**WORK REQUIRED**
Take the part of the records that opens with the line containing "colorbar-tick-label: 0.5 (931, 333, 949, 347)" and closes with the line containing "colorbar-segment (907, 457, 929, 488)", substitute "scale-segment" for each "colorbar-segment" in it, and write out those lines again with nothing else changed.

-=-=-

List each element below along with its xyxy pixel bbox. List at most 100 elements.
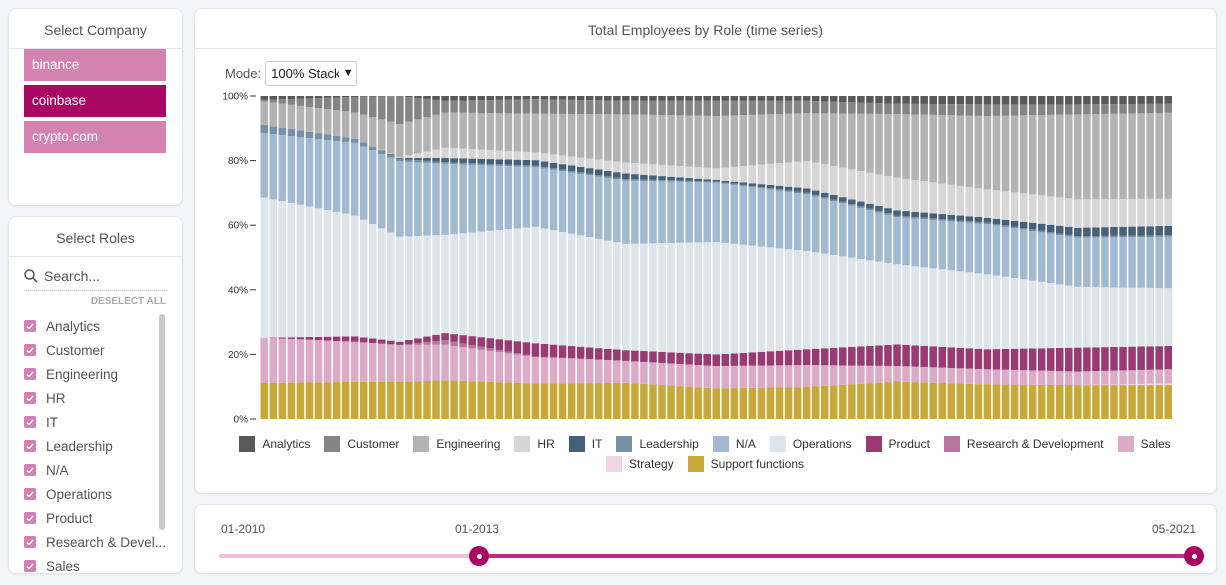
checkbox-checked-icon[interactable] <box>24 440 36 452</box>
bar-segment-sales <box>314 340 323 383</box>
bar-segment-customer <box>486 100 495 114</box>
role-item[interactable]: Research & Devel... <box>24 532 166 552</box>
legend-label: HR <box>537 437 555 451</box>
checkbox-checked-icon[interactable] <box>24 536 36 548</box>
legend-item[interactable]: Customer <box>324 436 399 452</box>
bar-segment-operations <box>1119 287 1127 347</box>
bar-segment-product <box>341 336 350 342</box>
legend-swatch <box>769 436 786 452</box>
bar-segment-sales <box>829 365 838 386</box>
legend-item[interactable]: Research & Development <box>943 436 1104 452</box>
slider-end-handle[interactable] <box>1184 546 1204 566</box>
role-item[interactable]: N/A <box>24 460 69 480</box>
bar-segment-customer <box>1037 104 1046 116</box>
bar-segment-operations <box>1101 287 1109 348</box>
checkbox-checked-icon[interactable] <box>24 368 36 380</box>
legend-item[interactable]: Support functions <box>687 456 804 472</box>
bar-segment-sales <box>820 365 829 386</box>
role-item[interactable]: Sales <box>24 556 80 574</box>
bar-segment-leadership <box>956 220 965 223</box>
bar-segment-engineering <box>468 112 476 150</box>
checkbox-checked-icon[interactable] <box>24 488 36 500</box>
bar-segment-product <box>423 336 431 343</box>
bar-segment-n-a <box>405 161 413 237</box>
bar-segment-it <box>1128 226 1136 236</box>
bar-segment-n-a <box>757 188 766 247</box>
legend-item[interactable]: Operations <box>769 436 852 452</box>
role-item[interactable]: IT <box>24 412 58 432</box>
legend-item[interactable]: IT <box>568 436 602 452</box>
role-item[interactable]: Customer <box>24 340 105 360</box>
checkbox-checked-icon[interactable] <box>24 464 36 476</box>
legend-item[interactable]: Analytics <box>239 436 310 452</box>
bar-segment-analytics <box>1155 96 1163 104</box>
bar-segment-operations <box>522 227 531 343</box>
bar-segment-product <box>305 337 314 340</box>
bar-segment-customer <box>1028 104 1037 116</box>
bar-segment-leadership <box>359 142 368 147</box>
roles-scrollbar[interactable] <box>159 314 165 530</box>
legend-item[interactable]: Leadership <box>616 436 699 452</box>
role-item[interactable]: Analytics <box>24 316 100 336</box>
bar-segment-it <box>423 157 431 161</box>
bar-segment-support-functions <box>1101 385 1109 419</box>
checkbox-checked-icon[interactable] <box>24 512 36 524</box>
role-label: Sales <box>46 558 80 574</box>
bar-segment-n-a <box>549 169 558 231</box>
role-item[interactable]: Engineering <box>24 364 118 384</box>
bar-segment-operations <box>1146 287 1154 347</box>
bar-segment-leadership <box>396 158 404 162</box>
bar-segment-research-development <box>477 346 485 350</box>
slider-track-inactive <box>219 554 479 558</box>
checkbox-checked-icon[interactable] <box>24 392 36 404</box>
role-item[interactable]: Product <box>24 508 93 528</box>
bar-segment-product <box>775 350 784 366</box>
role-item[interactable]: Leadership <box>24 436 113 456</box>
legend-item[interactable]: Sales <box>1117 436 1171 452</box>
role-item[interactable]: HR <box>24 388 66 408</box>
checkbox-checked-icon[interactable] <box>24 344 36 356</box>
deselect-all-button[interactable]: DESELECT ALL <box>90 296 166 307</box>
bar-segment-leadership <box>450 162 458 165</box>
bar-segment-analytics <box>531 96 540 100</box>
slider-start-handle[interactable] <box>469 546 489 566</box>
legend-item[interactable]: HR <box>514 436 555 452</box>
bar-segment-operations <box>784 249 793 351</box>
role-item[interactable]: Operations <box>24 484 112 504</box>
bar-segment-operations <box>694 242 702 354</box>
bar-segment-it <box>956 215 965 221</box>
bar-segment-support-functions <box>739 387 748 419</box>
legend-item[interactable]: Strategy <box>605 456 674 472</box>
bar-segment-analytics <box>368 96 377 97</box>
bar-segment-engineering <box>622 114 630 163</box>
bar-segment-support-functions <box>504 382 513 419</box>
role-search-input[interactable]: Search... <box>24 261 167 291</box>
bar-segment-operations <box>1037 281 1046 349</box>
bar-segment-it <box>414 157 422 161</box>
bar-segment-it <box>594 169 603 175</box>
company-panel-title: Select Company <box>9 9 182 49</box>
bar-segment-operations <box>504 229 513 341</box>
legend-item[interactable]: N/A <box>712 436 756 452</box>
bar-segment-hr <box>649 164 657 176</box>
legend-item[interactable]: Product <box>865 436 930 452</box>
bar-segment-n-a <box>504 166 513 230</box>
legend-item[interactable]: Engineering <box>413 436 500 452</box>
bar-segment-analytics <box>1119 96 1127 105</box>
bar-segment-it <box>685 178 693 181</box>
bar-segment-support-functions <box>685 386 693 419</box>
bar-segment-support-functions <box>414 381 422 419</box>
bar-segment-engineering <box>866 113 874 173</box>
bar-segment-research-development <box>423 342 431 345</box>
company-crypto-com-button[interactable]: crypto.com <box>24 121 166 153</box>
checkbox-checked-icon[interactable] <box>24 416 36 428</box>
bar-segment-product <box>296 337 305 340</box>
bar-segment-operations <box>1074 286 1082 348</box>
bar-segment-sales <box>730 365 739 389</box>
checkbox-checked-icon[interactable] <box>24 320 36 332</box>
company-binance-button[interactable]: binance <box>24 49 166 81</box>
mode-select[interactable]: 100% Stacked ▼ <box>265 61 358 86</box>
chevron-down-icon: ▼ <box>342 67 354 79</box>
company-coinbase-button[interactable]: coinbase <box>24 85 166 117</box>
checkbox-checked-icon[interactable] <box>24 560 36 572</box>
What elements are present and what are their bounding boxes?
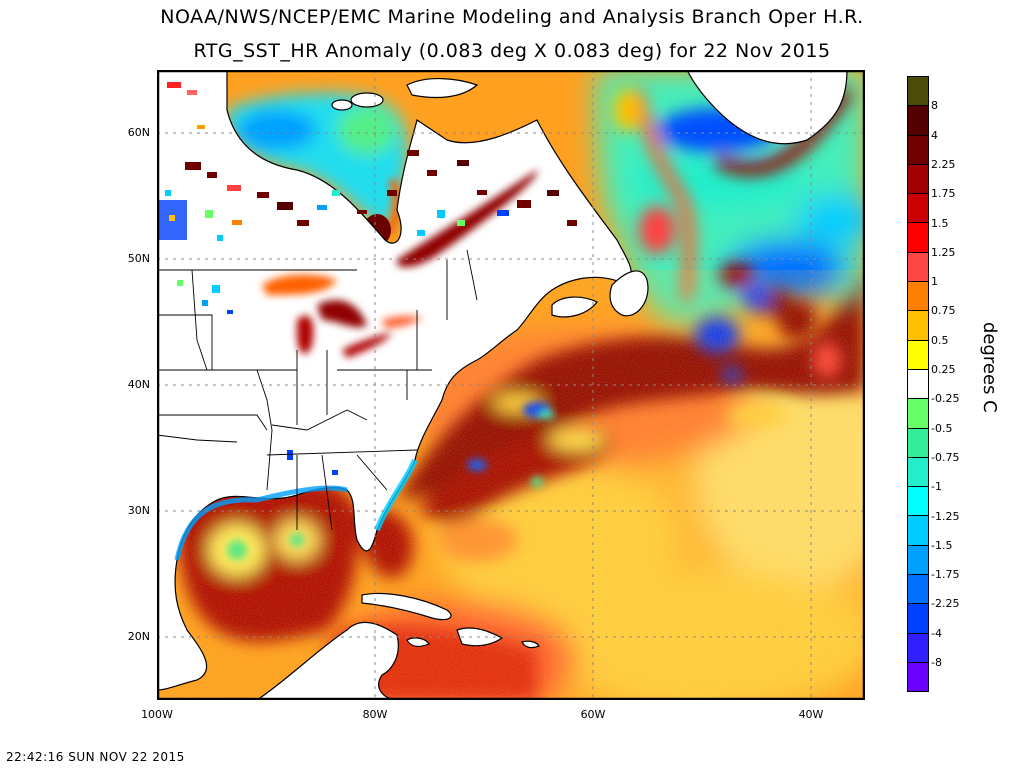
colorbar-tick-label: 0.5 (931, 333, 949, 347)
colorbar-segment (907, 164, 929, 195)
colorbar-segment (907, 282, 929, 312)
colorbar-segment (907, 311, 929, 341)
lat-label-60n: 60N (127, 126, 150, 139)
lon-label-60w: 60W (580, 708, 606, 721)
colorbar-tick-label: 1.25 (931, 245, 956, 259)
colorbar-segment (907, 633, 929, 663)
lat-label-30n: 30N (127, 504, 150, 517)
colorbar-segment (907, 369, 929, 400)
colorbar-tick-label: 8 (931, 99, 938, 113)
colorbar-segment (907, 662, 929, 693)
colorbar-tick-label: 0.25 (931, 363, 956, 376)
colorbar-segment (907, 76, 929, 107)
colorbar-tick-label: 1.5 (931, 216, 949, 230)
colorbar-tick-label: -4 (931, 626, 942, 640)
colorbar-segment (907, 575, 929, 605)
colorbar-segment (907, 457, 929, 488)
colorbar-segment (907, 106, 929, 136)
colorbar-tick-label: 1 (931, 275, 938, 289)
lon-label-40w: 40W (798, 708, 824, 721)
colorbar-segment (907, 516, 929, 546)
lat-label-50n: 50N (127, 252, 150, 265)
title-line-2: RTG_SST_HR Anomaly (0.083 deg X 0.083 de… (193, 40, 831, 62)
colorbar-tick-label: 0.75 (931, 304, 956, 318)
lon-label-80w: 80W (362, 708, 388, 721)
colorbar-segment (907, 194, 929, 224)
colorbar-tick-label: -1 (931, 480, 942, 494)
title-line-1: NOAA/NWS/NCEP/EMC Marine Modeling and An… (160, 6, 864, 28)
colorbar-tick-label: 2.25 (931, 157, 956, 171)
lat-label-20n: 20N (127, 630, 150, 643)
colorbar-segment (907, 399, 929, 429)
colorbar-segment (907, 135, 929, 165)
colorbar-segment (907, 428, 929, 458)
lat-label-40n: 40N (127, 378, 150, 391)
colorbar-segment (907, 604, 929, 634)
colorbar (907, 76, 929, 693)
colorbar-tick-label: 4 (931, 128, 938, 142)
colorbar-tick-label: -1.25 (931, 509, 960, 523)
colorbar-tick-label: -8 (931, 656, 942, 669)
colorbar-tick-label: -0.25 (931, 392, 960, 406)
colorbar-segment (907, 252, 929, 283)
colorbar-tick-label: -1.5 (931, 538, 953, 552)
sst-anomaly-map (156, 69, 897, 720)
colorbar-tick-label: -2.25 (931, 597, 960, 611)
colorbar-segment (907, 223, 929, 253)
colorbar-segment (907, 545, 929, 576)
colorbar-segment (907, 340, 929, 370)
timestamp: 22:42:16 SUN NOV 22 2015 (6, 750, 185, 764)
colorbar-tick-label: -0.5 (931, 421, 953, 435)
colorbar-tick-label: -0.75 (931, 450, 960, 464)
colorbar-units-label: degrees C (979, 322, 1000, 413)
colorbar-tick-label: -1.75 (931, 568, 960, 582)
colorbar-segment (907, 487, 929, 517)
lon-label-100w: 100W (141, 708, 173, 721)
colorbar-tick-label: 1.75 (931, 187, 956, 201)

-=-=-

**SOLUTION FOR THIS PROBLEM**
colorbar-tick-label: 0.5 (931, 333, 949, 347)
scale-segment (907, 164, 929, 195)
scale-segment (907, 282, 929, 312)
scale-segment (907, 311, 929, 341)
lat-label-60n: 60N (127, 126, 150, 139)
lon-label-60w: 60W (580, 708, 606, 721)
colorbar-tick-label: 1.25 (931, 245, 956, 259)
scale-segment (907, 633, 929, 663)
lat-label-30n: 30N (127, 504, 150, 517)
scale-segment (907, 369, 929, 400)
colorbar-tick-label: 8 (931, 99, 938, 113)
scale-segment (907, 662, 929, 693)
colorbar-tick-label: 0.25 (931, 363, 956, 376)
scale-segment (907, 76, 929, 107)
colorbar-tick-label: 1.5 (931, 216, 949, 230)
colorbar-tick-label: -4 (931, 626, 942, 640)
scale-segment (907, 575, 929, 605)
scale-segment (907, 457, 929, 488)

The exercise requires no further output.